WHAT YOU WILL DO: Pull each line holding "γαλβανισμένο" out of the entries below.

═══

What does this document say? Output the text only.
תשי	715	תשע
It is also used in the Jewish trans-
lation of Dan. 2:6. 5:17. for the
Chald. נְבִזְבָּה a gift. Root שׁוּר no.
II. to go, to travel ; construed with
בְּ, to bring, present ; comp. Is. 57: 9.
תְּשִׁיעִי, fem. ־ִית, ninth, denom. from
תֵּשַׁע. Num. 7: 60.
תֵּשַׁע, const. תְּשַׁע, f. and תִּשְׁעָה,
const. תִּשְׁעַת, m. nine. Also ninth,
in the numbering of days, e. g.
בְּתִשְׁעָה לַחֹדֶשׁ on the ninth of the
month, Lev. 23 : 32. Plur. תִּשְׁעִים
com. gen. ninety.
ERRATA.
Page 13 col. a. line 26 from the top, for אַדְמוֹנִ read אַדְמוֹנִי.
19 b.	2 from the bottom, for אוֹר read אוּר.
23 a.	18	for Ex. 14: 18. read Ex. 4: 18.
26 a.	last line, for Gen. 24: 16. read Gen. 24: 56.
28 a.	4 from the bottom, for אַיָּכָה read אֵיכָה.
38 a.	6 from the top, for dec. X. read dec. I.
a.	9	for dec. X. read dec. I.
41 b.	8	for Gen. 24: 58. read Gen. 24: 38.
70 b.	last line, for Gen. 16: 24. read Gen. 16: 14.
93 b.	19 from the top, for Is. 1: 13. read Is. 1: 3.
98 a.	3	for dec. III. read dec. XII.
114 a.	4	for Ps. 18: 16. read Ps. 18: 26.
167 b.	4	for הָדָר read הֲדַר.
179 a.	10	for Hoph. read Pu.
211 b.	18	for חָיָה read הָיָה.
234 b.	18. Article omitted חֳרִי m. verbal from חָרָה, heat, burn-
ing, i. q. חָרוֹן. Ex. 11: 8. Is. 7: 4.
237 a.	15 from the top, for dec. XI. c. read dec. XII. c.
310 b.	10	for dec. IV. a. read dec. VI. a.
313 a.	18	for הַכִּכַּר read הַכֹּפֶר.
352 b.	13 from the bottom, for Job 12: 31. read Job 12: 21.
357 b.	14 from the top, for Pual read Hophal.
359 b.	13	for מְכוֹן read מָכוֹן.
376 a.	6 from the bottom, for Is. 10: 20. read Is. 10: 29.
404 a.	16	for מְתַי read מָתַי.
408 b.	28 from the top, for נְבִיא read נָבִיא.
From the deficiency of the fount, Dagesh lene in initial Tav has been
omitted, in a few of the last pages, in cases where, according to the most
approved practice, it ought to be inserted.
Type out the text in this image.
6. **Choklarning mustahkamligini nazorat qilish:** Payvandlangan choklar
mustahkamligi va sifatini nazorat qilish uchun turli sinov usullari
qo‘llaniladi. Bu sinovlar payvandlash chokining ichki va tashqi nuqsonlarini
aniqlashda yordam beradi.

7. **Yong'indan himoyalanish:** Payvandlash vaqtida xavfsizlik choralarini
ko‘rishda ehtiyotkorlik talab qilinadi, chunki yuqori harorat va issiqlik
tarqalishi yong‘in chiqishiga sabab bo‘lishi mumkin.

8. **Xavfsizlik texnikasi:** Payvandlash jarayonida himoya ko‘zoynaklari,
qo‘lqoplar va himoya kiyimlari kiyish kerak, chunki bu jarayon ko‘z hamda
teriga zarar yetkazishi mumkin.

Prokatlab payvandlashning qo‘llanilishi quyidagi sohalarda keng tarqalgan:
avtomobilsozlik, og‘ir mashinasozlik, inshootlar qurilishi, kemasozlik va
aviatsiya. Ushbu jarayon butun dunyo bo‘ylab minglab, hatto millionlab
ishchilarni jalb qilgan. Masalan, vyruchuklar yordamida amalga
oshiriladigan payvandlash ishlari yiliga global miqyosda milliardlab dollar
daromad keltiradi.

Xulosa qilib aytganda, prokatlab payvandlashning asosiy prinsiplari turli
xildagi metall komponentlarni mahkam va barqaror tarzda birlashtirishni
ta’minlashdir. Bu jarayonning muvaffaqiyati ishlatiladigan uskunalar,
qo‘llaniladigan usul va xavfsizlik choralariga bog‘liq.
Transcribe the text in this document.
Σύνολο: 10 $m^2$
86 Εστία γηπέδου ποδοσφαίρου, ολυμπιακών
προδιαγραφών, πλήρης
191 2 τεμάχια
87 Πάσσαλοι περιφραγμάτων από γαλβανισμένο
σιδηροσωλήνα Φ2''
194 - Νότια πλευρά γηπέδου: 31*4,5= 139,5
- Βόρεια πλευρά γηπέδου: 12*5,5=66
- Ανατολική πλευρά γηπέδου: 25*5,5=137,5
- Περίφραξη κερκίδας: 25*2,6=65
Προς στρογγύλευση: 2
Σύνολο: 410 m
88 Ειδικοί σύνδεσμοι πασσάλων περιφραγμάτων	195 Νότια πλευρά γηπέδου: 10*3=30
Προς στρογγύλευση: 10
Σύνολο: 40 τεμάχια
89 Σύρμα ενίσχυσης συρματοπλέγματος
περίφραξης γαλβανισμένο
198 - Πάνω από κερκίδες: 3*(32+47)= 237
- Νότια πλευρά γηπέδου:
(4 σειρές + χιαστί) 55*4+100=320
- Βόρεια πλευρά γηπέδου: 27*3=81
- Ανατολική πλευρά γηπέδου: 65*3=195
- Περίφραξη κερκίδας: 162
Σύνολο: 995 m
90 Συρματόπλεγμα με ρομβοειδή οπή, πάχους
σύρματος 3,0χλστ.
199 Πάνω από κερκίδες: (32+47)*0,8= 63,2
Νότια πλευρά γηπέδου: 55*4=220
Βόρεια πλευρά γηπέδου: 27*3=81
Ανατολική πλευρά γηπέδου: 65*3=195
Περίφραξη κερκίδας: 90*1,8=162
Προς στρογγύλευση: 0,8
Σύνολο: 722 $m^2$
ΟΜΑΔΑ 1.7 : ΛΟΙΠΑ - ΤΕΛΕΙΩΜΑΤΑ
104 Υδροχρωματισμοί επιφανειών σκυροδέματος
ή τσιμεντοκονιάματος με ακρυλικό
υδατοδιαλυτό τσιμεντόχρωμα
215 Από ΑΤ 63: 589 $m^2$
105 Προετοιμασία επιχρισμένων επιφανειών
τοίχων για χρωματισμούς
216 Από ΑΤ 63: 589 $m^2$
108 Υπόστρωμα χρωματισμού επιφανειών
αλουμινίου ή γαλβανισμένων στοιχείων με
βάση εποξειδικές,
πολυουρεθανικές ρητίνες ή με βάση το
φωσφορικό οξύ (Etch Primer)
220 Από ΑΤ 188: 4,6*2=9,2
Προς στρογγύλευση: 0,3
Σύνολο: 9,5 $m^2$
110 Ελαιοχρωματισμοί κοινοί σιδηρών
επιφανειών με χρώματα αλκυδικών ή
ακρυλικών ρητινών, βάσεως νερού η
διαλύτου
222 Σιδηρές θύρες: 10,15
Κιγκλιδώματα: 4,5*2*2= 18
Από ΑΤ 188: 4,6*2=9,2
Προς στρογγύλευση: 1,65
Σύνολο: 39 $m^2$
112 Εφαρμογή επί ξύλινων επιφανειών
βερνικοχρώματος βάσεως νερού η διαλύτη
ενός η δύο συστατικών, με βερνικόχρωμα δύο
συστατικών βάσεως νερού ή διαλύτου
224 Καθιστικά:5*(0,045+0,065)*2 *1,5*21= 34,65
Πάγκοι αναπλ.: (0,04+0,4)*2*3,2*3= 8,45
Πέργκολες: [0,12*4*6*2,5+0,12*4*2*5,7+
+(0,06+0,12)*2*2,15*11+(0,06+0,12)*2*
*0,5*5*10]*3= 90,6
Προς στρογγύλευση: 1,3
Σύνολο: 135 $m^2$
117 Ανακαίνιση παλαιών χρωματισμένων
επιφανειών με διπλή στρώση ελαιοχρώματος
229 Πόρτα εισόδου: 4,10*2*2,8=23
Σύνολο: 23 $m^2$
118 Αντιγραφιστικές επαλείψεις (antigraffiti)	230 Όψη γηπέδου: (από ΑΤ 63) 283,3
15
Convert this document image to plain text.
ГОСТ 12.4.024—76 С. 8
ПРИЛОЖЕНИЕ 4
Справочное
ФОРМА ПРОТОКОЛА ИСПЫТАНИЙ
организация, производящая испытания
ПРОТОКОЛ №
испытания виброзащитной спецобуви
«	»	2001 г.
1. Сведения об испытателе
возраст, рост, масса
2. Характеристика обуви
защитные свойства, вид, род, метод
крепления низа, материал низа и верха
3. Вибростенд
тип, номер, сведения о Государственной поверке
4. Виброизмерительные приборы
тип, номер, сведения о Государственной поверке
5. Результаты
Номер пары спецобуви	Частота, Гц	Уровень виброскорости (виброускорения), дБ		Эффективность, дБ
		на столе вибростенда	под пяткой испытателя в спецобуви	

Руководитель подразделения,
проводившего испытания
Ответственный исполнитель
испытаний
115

═══

WRITTEN RESPONSE:
87 Πάσσαλοι περιφραγμάτων από γαλβανισμένο
περίφραξης γαλβανισμένο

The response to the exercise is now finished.